## Figure record listings
——
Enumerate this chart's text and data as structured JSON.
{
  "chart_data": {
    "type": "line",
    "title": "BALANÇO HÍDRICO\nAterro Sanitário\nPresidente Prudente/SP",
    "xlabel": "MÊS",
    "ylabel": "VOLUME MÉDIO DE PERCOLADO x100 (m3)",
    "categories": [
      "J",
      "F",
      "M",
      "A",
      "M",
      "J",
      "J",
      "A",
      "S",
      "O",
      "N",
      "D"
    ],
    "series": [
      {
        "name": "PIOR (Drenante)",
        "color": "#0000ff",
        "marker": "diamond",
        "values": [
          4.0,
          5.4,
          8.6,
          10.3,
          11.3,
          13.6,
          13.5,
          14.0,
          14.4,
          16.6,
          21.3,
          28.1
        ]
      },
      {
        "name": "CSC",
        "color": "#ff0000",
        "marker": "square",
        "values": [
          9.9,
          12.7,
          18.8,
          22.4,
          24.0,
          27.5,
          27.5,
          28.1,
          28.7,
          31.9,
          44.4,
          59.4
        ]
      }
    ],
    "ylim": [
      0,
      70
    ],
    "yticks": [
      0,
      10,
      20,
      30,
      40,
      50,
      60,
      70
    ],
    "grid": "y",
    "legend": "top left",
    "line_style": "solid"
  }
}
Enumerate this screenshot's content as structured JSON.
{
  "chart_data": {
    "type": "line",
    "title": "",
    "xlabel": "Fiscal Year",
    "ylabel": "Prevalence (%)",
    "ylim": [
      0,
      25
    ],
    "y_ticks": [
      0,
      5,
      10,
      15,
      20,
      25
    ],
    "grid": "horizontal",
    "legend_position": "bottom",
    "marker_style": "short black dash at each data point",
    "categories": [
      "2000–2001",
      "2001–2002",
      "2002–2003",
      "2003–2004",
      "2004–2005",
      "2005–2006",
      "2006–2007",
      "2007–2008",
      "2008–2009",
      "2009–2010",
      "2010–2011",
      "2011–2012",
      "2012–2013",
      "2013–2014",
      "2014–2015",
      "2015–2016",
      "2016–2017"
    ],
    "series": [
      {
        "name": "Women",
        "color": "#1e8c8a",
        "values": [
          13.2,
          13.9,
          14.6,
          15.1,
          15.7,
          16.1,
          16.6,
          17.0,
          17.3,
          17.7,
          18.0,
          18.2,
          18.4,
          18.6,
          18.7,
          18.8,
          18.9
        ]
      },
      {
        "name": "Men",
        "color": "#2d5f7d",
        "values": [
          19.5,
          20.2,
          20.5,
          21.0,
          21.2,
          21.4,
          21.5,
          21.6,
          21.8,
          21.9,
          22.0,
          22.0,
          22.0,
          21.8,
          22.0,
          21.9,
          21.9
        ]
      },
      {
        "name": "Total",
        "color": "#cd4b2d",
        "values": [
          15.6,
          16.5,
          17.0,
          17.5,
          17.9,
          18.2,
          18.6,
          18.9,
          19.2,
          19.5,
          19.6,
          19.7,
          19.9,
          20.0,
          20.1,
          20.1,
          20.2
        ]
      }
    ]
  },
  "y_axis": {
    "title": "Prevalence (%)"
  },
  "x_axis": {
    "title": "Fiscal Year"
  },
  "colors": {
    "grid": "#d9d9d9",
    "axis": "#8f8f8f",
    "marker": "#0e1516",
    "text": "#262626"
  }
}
——
## INSTRUCTIONS TO FOLLOW
Transcribe every entry word for word.

## ANSWER FOR THIS EXERCISE
Enumerate this chart's text and data as structured JSON.
{
  "chart_data": {
    "type": "line",
    "title": "BALANÇO HÍDRICO\nAterro Sanitário\nPresidente Prudente/SP",
    "xlabel": "MÊS",
    "ylabel": "VOLUME MÉDIO DE PERCOLADO x100 (m3)",
    "categories": [
      "J",
      "F",
      "M",
      "A",
      "M",
      "J",
      "J",
      "A",
      "S",
      "O",
      "N",
      "D"
    ],
    "series": [
      {
        "name": "PIOR (Drenante)",
        "color": "#0000ff",
        "marker": "diamond",
        "values": [
          4.0,
          5.4,
          8.6,
          10.3,
          11.3,
          13.6,
          13.5,
          14.0,
          14.4,
          16.6,
          21.3,
          28.1
        ]
      },
      {
        "name": "CSC",
        "color": "#ff0000",
        "marker": "square",
        "values": [
          9.9,
          12.7,
          18.8,
          22.4,
          24.0,
          27.5,
          27.5,
          28.1,
          28.7,
          31.9,
          44.4,
          59.4
        ]
      }
    ],
    "ylim": [
      0,
      70
    ],
    "yticks": [
      0,
      10,
      20,
      30,
      40,
      50,
      60,
      70
    ],
    "grid": "y",
    "legend": "top left",
    "line_style": "solid"
  }
}
Enumerate this screenshot's content as structured JSON.
{
  "chart_data": {
    "type": "line",
    "title": "",
    "xlabel": "Fiscal Year",
    "ylabel": "Prevalence (%)",
    "ylim": [
      0,
      25
    ],
    "y_ticks": [
      0,
      5,
      10,
      15,
      20,
      25
    ],
    "grid": "horizontal",
    "legend_position": "bottom",
    "marker_style": "short black dash at each data point",
    "categories": [
      "2000–2001",
      "2001–2002",
      "2002–2003",
      "2003–2004",
      "2004–2005",
      "2005–2006",
      "2006–2007",
      "2007–2008",
      "2008–2009",
      "2009–2010",
      "2010–2011",
      "2011–2012",
      "2012–2013",
      "2013–2014",
      "2014–2015",
      "2015–2016",
      "2016–2017"
    ],
    "series": [
      {
        "name": "Women",
        "color": "#1e8c8a",
        "values": [
          13.2,
          13.9,
          14.6,
          15.1,
          15.7,
          16.1,
          16.6,
          17.0,
          17.3,
          17.7,
          18.0,
          18.2,
          18.4,
          18.6,
          18.7,
          18.8,
          18.9
        ]
      },
      {
        "name": "Men",
        "color": "#2d5f7d",
        "values": [
          19.5,
          20.2,
          20.5,
          21.0,
          21.2,
          21.4,
          21.5,
          21.6,
          21.8,
          21.9,
          22.0,
          22.0,
          22.0,
          21.8,
          22.0,
          21.9,
          21.9
        ]
      },
      {
        "name": "Total",
        "color": "#cd4b2d",
        "values": [
          15.6,
          16.5,
          17.0,
          17.5,
          17.9,
          18.2,
          18.6,
          18.9,
          19.2,
          19.5,
          19.6,
          19.7,
          19.9,
          20.0,
          20.1,
          20.1,
          20.2
        ]
      }
    ]
  },
  "y_axis": {
    "title": "Prevalence (%)"
  },
  "x_axis": {
    "title": "Fiscal Year"
  },
  "colors": {
    "grid": "#d9d9d9",
    "axis": "#8f8f8f",
    "marker": "#0e1516",
    "text": "#262626"
  }
}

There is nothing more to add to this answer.